--- Start ---
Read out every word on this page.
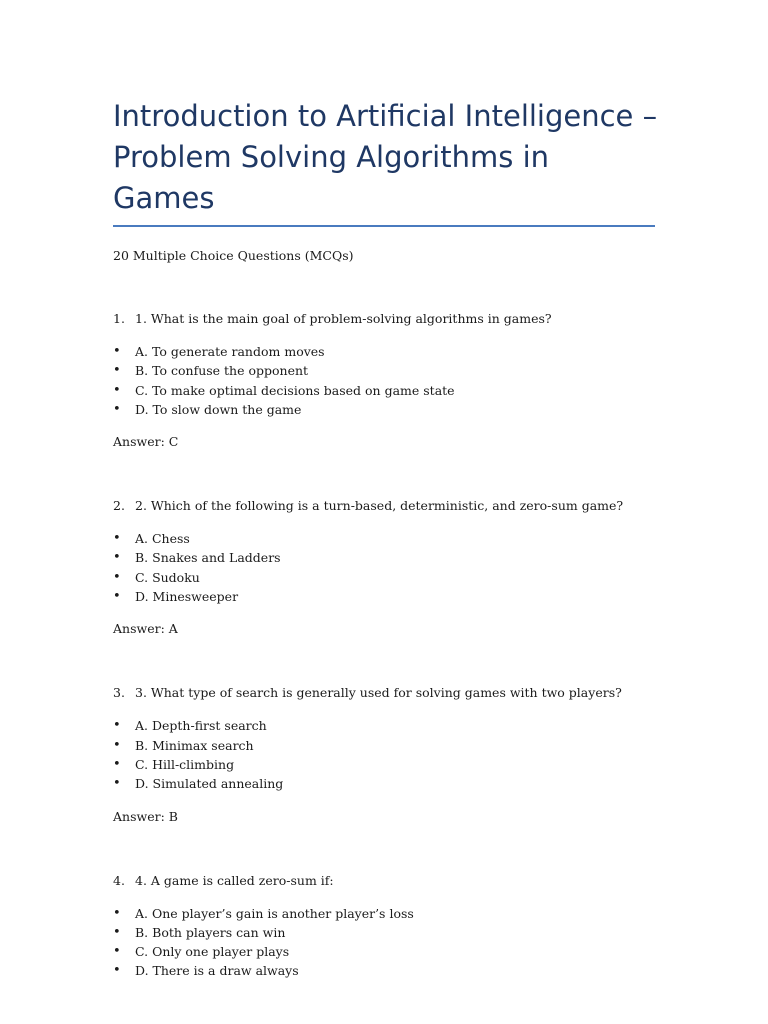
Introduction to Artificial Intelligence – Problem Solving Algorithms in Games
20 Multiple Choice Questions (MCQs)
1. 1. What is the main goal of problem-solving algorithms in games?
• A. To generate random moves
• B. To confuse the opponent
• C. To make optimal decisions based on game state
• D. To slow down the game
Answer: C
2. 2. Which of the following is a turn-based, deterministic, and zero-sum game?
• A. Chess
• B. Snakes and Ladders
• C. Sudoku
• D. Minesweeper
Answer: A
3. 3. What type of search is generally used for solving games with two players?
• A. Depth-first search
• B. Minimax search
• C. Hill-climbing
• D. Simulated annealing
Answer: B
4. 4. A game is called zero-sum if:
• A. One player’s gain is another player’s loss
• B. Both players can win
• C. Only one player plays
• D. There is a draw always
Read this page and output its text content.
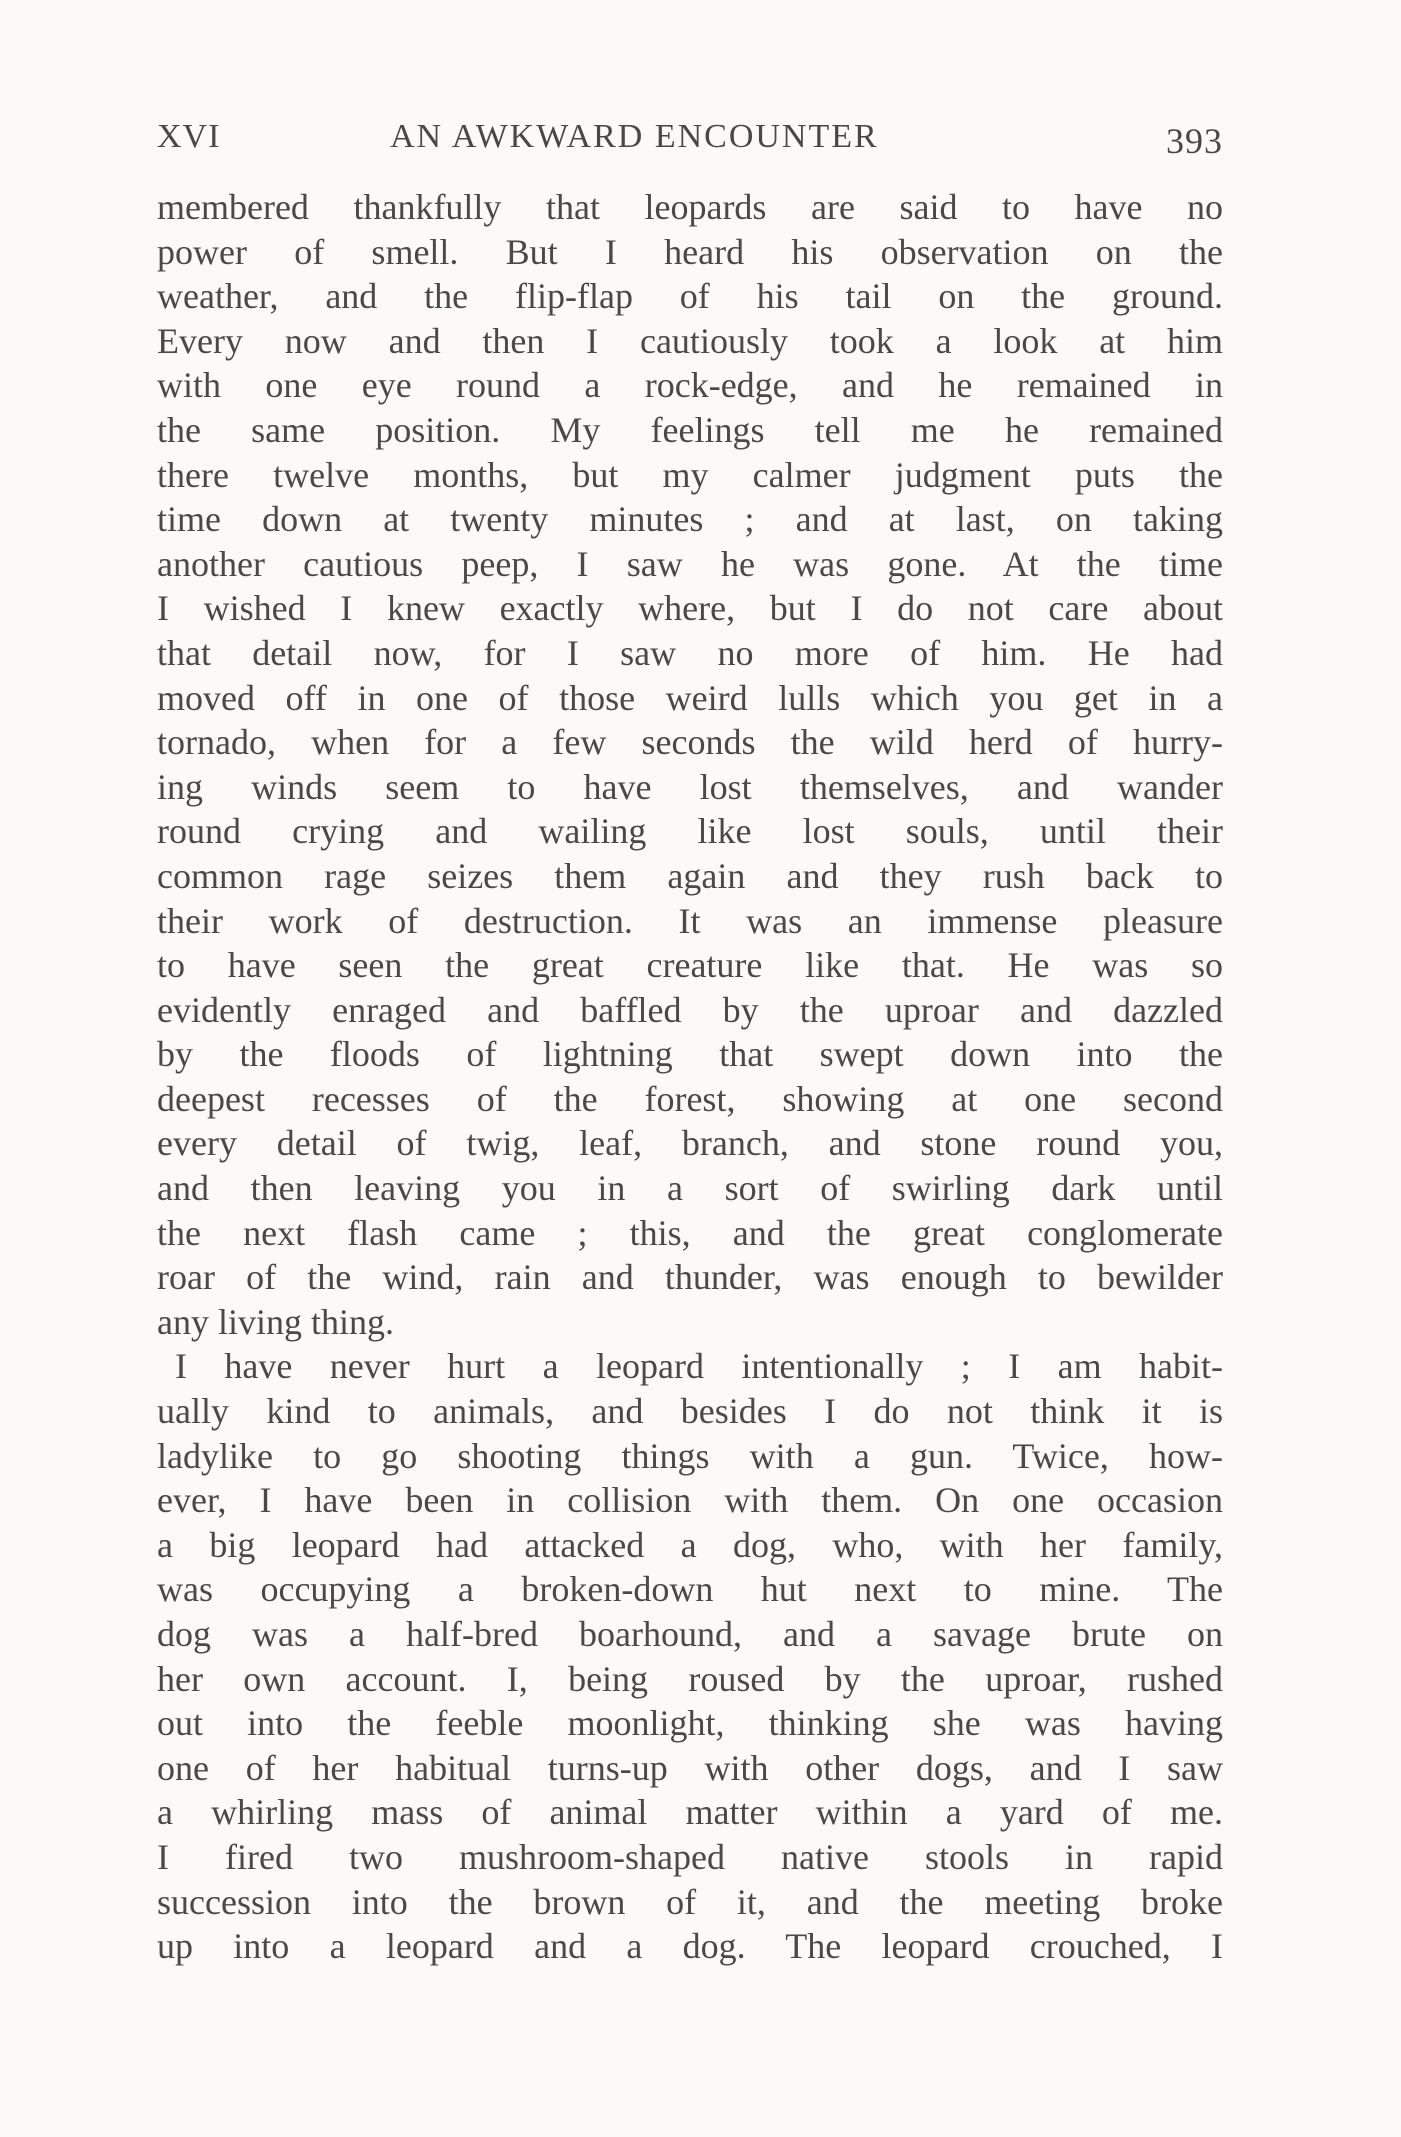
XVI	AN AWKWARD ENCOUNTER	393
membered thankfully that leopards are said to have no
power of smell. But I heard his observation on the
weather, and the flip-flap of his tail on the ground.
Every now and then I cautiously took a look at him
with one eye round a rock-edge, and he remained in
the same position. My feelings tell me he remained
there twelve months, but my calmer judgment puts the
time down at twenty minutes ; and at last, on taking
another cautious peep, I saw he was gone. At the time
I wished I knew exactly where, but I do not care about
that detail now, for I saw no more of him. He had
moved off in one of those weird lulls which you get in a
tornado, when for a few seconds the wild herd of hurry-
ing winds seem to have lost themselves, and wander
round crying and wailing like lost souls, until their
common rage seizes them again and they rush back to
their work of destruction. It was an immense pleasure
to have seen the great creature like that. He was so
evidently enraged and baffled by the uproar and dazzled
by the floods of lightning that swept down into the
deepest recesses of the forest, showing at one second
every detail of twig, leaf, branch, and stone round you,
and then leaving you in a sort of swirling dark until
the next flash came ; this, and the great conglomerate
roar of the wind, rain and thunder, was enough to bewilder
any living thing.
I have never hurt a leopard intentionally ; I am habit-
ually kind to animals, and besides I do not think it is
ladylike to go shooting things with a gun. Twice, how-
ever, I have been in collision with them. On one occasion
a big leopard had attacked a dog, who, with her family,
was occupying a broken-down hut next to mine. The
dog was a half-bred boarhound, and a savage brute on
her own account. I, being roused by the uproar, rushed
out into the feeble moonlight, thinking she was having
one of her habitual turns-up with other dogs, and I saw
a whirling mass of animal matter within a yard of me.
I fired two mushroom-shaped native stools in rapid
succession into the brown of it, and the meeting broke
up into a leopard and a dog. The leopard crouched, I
--- End ---
Goal of the exercise —
Drop the pictures, then reproduce exactly the lines from the one with "Read this page and output its text content." through the final line of the listing.

Complete answer —
Read this page and output its text content.
XVI	AN AWKWARD ENCOUNTER	393
membered thankfully that leopards are said to have no
power of smell. But I heard his observation on the
weather, and the flip-flap of his tail on the ground.
Every now and then I cautiously took a look at him
with one eye round a rock-edge, and he remained in
the same position. My feelings tell me he remained
there twelve months, but my calmer judgment puts the
time down at twenty minutes ; and at last, on taking
another cautious peep, I saw he was gone. At the time
I wished I knew exactly where, but I do not care about
that detail now, for I saw no more of him. He had
moved off in one of those weird lulls which you get in a
tornado, when for a few seconds the wild herd of hurry-
ing winds seem to have lost themselves, and wander
round crying and wailing like lost souls, until their
common rage seizes them again and they rush back to
their work of destruction. It was an immense pleasure
to have seen the great creature like that. He was so
evidently enraged and baffled by the uproar and dazzled
by the floods of lightning that swept down into the
deepest recesses of the forest, showing at one second
every detail of twig, leaf, branch, and stone round you,
and then leaving you in a sort of swirling dark until
the next flash came ; this, and the great conglomerate
roar of the wind, rain and thunder, was enough to bewilder
any living thing.
I have never hurt a leopard intentionally ; I am habit-
ually kind to animals, and besides I do not think it is
ladylike to go shooting things with a gun. Twice, how-
ever, I have been in collision with them. On one occasion
a big leopard had attacked a dog, who, with her family,
was occupying a broken-down hut next to mine. The
dog was a half-bred boarhound, and a savage brute on
her own account. I, being roused by the uproar, rushed
out into the feeble moonlight, thinking she was having
one of her habitual turns-up with other dogs, and I saw
a whirling mass of animal matter within a yard of me.
I fired two mushroom-shaped native stools in rapid
succession into the brown of it, and the meeting broke
up into a leopard and a dog. The leopard crouched, I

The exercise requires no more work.